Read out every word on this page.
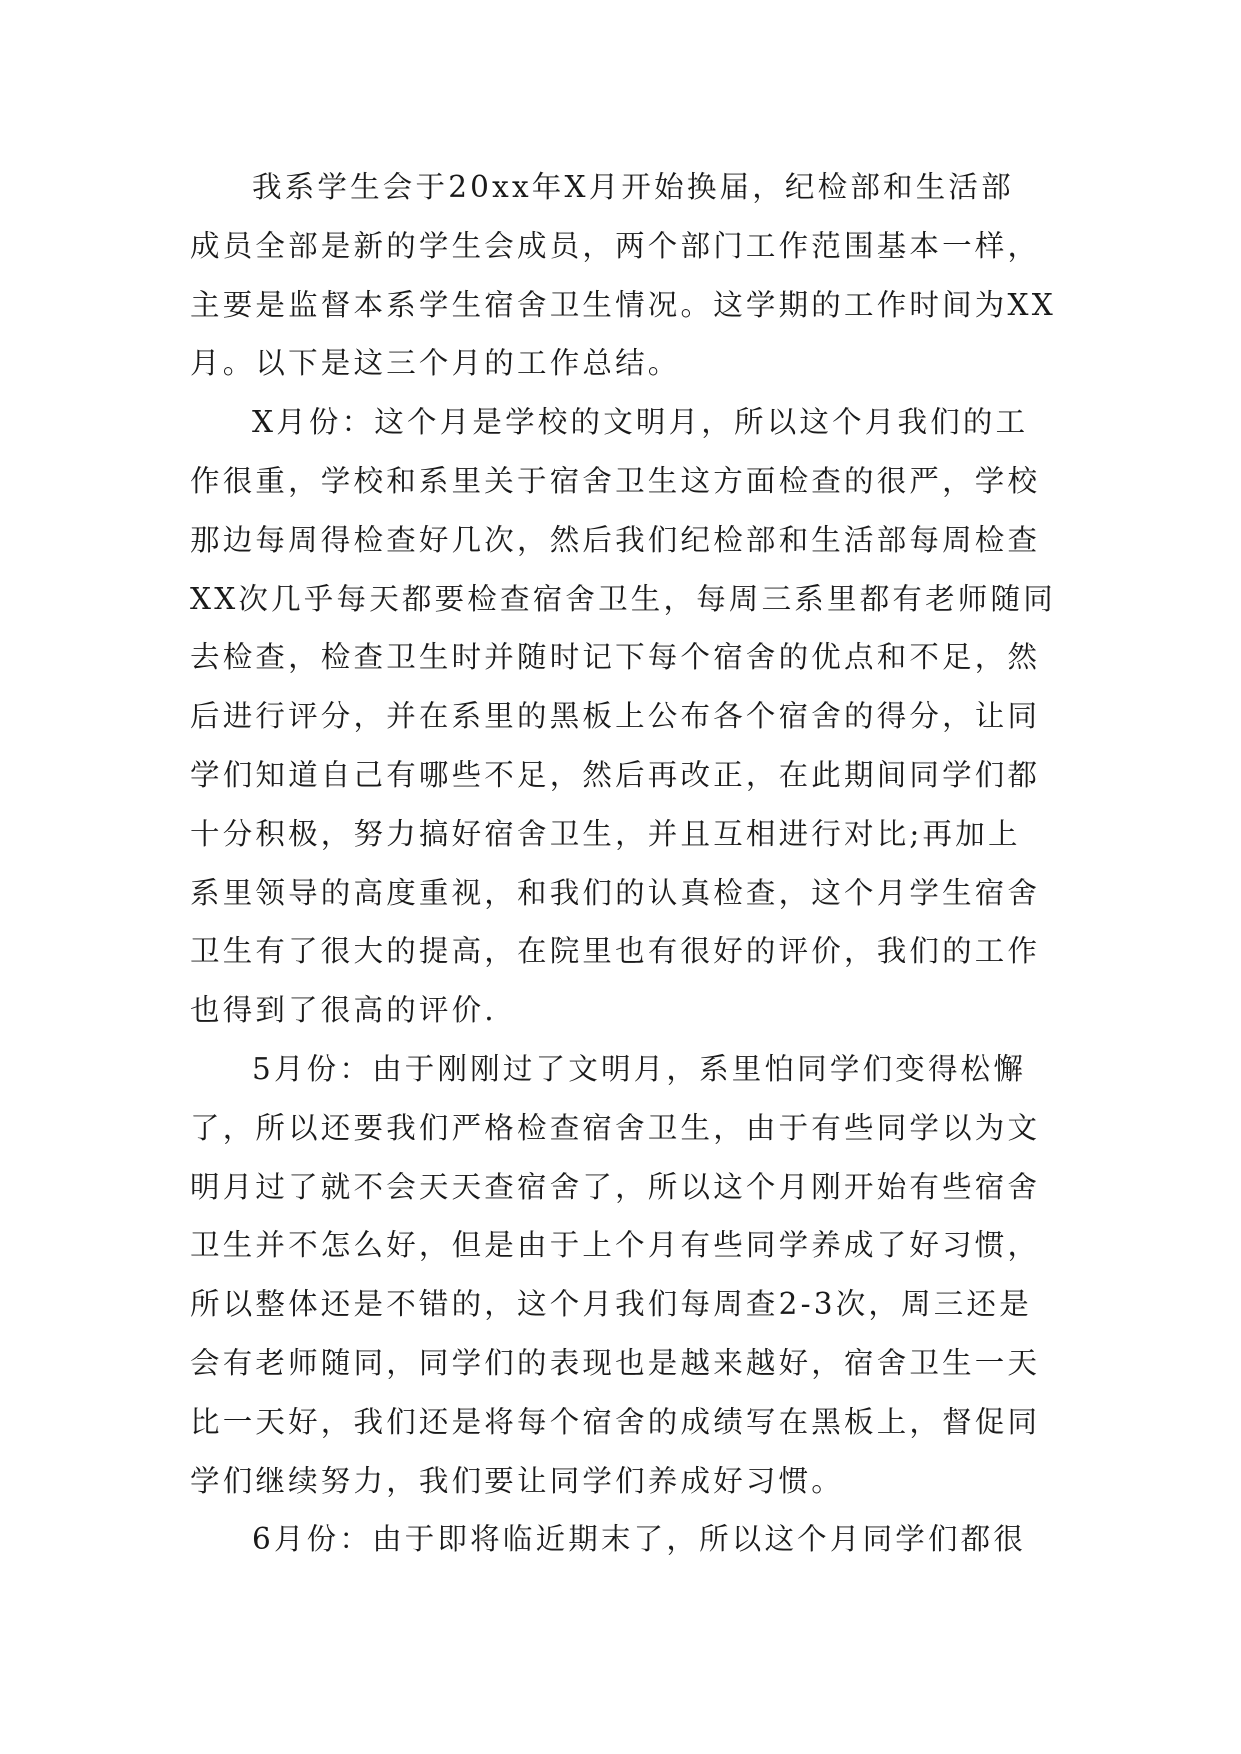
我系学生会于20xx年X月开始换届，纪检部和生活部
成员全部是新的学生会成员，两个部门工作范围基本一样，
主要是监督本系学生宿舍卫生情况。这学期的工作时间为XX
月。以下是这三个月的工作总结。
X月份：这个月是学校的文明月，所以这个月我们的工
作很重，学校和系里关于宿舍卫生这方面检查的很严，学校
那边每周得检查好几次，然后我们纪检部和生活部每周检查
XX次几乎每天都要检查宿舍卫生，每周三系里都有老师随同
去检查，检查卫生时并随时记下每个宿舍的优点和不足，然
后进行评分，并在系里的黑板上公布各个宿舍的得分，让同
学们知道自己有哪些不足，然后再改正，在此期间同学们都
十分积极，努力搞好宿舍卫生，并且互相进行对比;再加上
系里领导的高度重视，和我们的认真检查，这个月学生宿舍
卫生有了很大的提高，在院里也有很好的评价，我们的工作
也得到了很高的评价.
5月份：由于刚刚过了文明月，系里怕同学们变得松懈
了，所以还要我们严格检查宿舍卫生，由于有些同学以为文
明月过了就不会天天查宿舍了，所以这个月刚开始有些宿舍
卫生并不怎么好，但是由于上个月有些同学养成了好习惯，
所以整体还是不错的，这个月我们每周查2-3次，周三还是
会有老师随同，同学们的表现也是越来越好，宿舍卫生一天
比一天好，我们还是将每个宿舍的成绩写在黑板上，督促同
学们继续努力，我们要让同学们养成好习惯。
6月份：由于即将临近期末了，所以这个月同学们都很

TO BE DONE: Each line in the records above should be reproduced exactly; images are not copied.

REPLY:
Read out every word on this page.
我系学生会于20xx年X月开始换届，纪检部和生活部
成员全部是新的学生会成员，两个部门工作范围基本一样，
主要是监督本系学生宿舍卫生情况。这学期的工作时间为XX
月。以下是这三个月的工作总结。
X月份：这个月是学校的文明月，所以这个月我们的工
作很重，学校和系里关于宿舍卫生这方面检查的很严，学校
那边每周得检查好几次，然后我们纪检部和生活部每周检查
XX次几乎每天都要检查宿舍卫生，每周三系里都有老师随同
去检查，检查卫生时并随时记下每个宿舍的优点和不足，然
后进行评分，并在系里的黑板上公布各个宿舍的得分，让同
学们知道自己有哪些不足，然后再改正，在此期间同学们都
十分积极，努力搞好宿舍卫生，并且互相进行对比;再加上
系里领导的高度重视，和我们的认真检查，这个月学生宿舍
卫生有了很大的提高，在院里也有很好的评价，我们的工作
也得到了很高的评价.
5月份：由于刚刚过了文明月，系里怕同学们变得松懈
了，所以还要我们严格检查宿舍卫生，由于有些同学以为文
明月过了就不会天天查宿舍了，所以这个月刚开始有些宿舍
卫生并不怎么好，但是由于上个月有些同学养成了好习惯，
所以整体还是不错的，这个月我们每周查2-3次，周三还是
会有老师随同，同学们的表现也是越来越好，宿舍卫生一天
比一天好，我们还是将每个宿舍的成绩写在黑板上，督促同
学们继续努力，我们要让同学们养成好习惯。
6月份：由于即将临近期末了，所以这个月同学们都很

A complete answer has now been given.